- [Directions]: Swap every "measurement-cell" in the rows below for "value-cell" and reproduce the rows with nothing else altered, omitting the pictures.

- [Listed records]:
******
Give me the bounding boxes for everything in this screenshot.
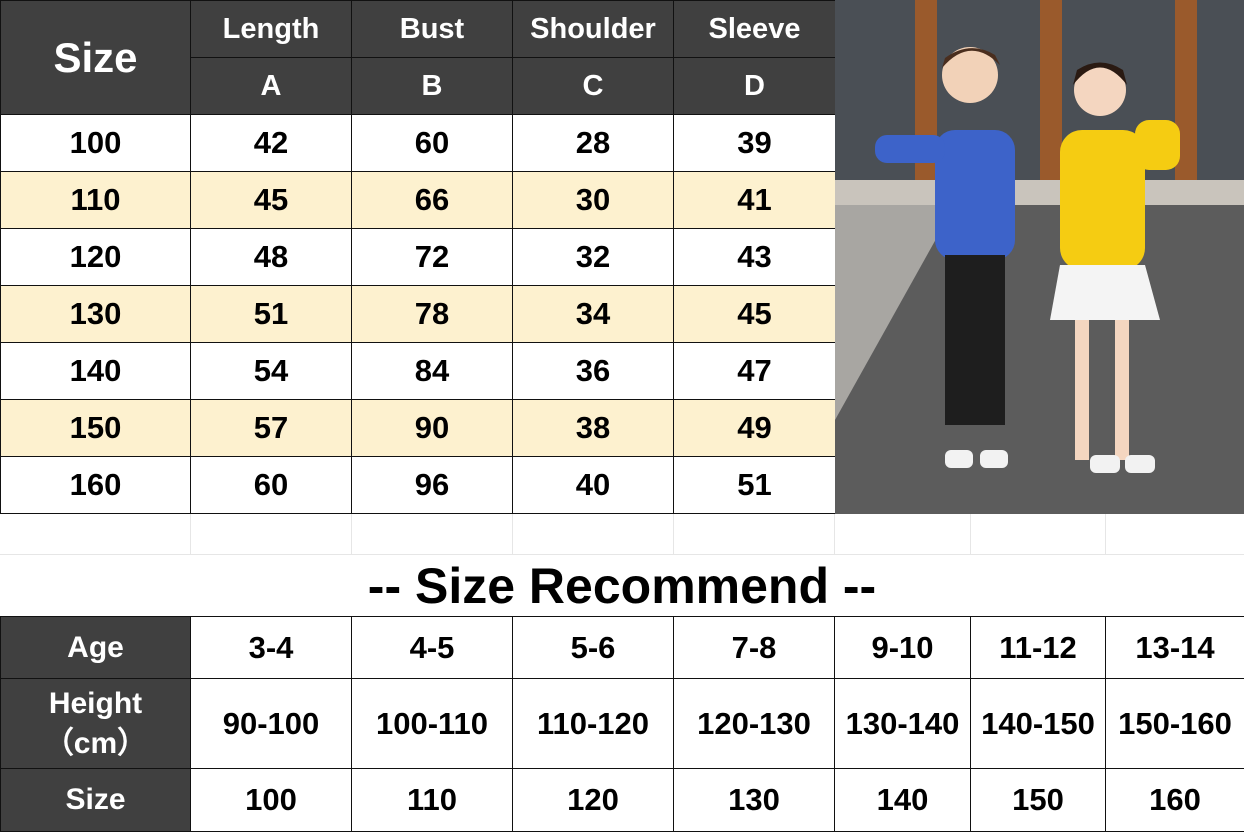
- height-unit: （cm）: [44, 727, 147, 760]
- recommended-size-cell: 140: [835, 769, 971, 832]
- age-label: Age: [1, 617, 191, 679]
- photo-illustration: [835, 0, 1244, 514]
- size-cell: 150: [1, 400, 191, 457]
- measurement-cell: 28: [513, 115, 674, 172]
- measurement-cell: 36: [513, 343, 674, 400]
- size-label: Size: [1, 769, 191, 832]
- bust-header: Bust: [352, 1, 513, 58]
- height-cell: 120-130: [674, 679, 835, 769]
- spacer-row: [0, 514, 1244, 555]
- age-cell: 7-8: [674, 617, 835, 679]
- length-header: Length: [191, 1, 352, 58]
- measurement-cell: 72: [352, 229, 513, 286]
- kids-hoodie-photo: [835, 0, 1244, 514]
- code-c: C: [513, 58, 674, 115]
- measurement-cell: 57: [191, 400, 352, 457]
- age-cell: 9-10: [835, 617, 971, 679]
- height-cell: 130-140: [835, 679, 971, 769]
- size-cell: 130: [1, 286, 191, 343]
- sleeve-header: Sleeve: [674, 1, 836, 58]
- recommended-size-cell: 120: [513, 769, 674, 832]
- height-label-text: Height: [49, 687, 142, 720]
- size-cell: 110: [1, 172, 191, 229]
- size-recommend-title: -- Size Recommend --: [0, 555, 1244, 616]
- measurement-cell: 30: [513, 172, 674, 229]
- age-cell: 4-5: [352, 617, 513, 679]
- measurement-cell: 47: [674, 343, 836, 400]
- measurement-cell: 49: [674, 400, 836, 457]
- measurement-cell: 40: [513, 457, 674, 514]
- recommended-size-cell: 130: [674, 769, 835, 832]
- size-cell: 160: [1, 457, 191, 514]
- recommended-size-cell: 100: [191, 769, 352, 832]
- recommended-size-cell: 150: [971, 769, 1106, 832]
- size-header: Size: [1, 1, 191, 115]
- recommended-size-cell: 110: [352, 769, 513, 832]
- measurement-cell: 66: [352, 172, 513, 229]
- measurement-cell: 60: [191, 457, 352, 514]
- measurement-cell: 54: [191, 343, 352, 400]
- measurement-cell: 38: [513, 400, 674, 457]
- code-b: B: [352, 58, 513, 115]
- size-cell: 140: [1, 343, 191, 400]
- age-cell: 13-14: [1106, 617, 1244, 679]
- measurement-cell: 41: [674, 172, 836, 229]
- size-cell: 120: [1, 229, 191, 286]
- age-cell: 3-4: [191, 617, 352, 679]
- code-a: A: [191, 58, 352, 115]
- measurement-cell: 34: [513, 286, 674, 343]
- header-row: Size Length Bust Shoulder Sleeve: [1, 1, 836, 58]
- measurement-cell: 43: [674, 229, 836, 286]
- measurement-cell: 42: [191, 115, 352, 172]
- measurement-cell: 45: [674, 286, 836, 343]
- height-cell: 110-120: [513, 679, 674, 769]
- measurement-cell: 90: [352, 400, 513, 457]
- measurement-cell: 84: [352, 343, 513, 400]
- measurement-cell: 48: [191, 229, 352, 286]
- measurement-cell: 60: [352, 115, 513, 172]
- age-cell: 5-6: [513, 617, 674, 679]
- recommended-size-cell: 160: [1106, 769, 1244, 832]
- height-label: Height （cm）: [1, 679, 191, 769]
- measurement-cell: 78: [352, 286, 513, 343]
- height-cell: 100-110: [352, 679, 513, 769]
- measurement-cell: 51: [674, 457, 836, 514]
- height-cell: 150-160: [1106, 679, 1244, 769]
- measurement-cell: 39: [674, 115, 836, 172]
- code-d: D: [674, 58, 836, 115]
- age-cell: 11-12: [971, 617, 1106, 679]
- measurement-cell: 32: [513, 229, 674, 286]
- height-cell: 90-100: [191, 679, 352, 769]
- height-cell: 140-150: [971, 679, 1106, 769]
- shoulder-header: Shoulder: [513, 1, 674, 58]
- size-cell: 100: [1, 115, 191, 172]
- measurement-cell: 51: [191, 286, 352, 343]
- measurement-cell: 96: [352, 457, 513, 514]
- size-chart-table: Size Length Bust Shoulder Sleeve A B C D…: [0, 0, 836, 514]
- measurement-cell: 45: [191, 172, 352, 229]
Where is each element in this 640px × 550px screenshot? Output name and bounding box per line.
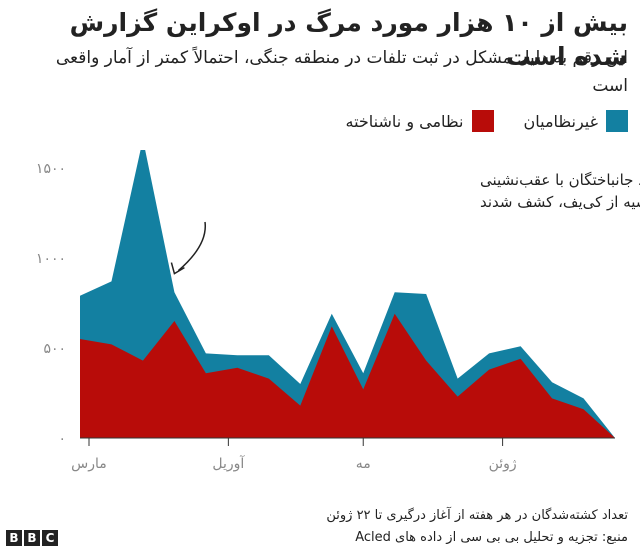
******
- [Correct response]:
Give me the bounding boxes for everything in this screenshot.
- height-unit: （cm）: [44, 727, 147, 760]
- recommended-size-cell: 140: [835, 769, 971, 832]
- age-label: Age: [1, 617, 191, 679]
- photo-illustration: [835, 0, 1244, 514]
- size-cell: 150: [1, 400, 191, 457]
- value-cell: 28: [513, 115, 674, 172]
- value-cell: 36: [513, 343, 674, 400]
- size-label: Size: [1, 769, 191, 832]
- bust-header: Bust: [352, 1, 513, 58]
- height-cell: 120-130: [674, 679, 835, 769]
- spacer-row: [0, 514, 1244, 555]
- age-cell: 7-8: [674, 617, 835, 679]
- length-header: Length: [191, 1, 352, 58]
- value-cell: 72: [352, 229, 513, 286]
- kids-hoodie-photo: [835, 0, 1244, 514]
- code-c: C: [513, 58, 674, 115]
- value-cell: 57: [191, 400, 352, 457]
- age-cell: 9-10: [835, 617, 971, 679]
- height-cell: 130-140: [835, 679, 971, 769]
- size-cell: 130: [1, 286, 191, 343]
- sleeve-header: Sleeve: [674, 1, 836, 58]
- recommended-size-cell: 120: [513, 769, 674, 832]
- height-label-text: Height: [49, 687, 142, 720]
- size-cell: 110: [1, 172, 191, 229]
- size-recommend-title: -- Size Recommend --: [0, 555, 1244, 616]
- value-cell: 30: [513, 172, 674, 229]
- age-cell: 4-5: [352, 617, 513, 679]
- value-cell: 47: [674, 343, 836, 400]
- value-cell: 49: [674, 400, 836, 457]
- value-cell: 40: [513, 457, 674, 514]
- recommended-size-cell: 130: [674, 769, 835, 832]
- size-cell: 160: [1, 457, 191, 514]
- recommended-size-cell: 100: [191, 769, 352, 832]
- recommended-size-cell: 150: [971, 769, 1106, 832]
- size-header: Size: [1, 1, 191, 115]
- recommended-size-cell: 110: [352, 769, 513, 832]
- value-cell: 66: [352, 172, 513, 229]
- value-cell: 60: [191, 457, 352, 514]
- value-cell: 54: [191, 343, 352, 400]
- value-cell: 38: [513, 400, 674, 457]
- code-b: B: [352, 58, 513, 115]
- size-cell: 140: [1, 343, 191, 400]
- age-cell: 13-14: [1106, 617, 1244, 679]
- value-cell: 41: [674, 172, 836, 229]
- size-cell: 120: [1, 229, 191, 286]
- age-cell: 3-4: [191, 617, 352, 679]
- code-a: A: [191, 58, 352, 115]
- value-cell: 34: [513, 286, 674, 343]
- header-row: Size Length Bust Shoulder Sleeve: [1, 1, 836, 58]
- value-cell: 43: [674, 229, 836, 286]
- value-cell: 42: [191, 115, 352, 172]
- value-cell: 45: [674, 286, 836, 343]
- height-cell: 110-120: [513, 679, 674, 769]
- value-cell: 90: [352, 400, 513, 457]
- value-cell: 84: [352, 343, 513, 400]
- value-cell: 48: [191, 229, 352, 286]
- value-cell: 60: [352, 115, 513, 172]
- age-cell: 5-6: [513, 617, 674, 679]
- recommended-size-cell: 160: [1106, 769, 1244, 832]
- height-label: Height （cm）: [1, 679, 191, 769]
- value-cell: 78: [352, 286, 513, 343]
- height-cell: 100-110: [352, 679, 513, 769]
- value-cell: 51: [674, 457, 836, 514]
- height-cell: 150-160: [1106, 679, 1244, 769]
- value-cell: 39: [674, 115, 836, 172]
- code-d: D: [674, 58, 836, 115]
- age-cell: 11-12: [971, 617, 1106, 679]
- value-cell: 32: [513, 229, 674, 286]
- height-cell: 90-100: [191, 679, 352, 769]
- height-cell: 140-150: [971, 679, 1106, 769]
- shoulder-header: Shoulder: [513, 1, 674, 58]
- size-cell: 100: [1, 115, 191, 172]
- value-cell: 51: [191, 286, 352, 343]
- value-cell: 96: [352, 457, 513, 514]
- size-chart-table: Size Length Bust Shoulder Sleeve A B C D…: [0, 0, 836, 514]
- value-cell: 45: [191, 172, 352, 229]
Where is each element in this 640px × 550px screenshot? Output name and bounding box per line.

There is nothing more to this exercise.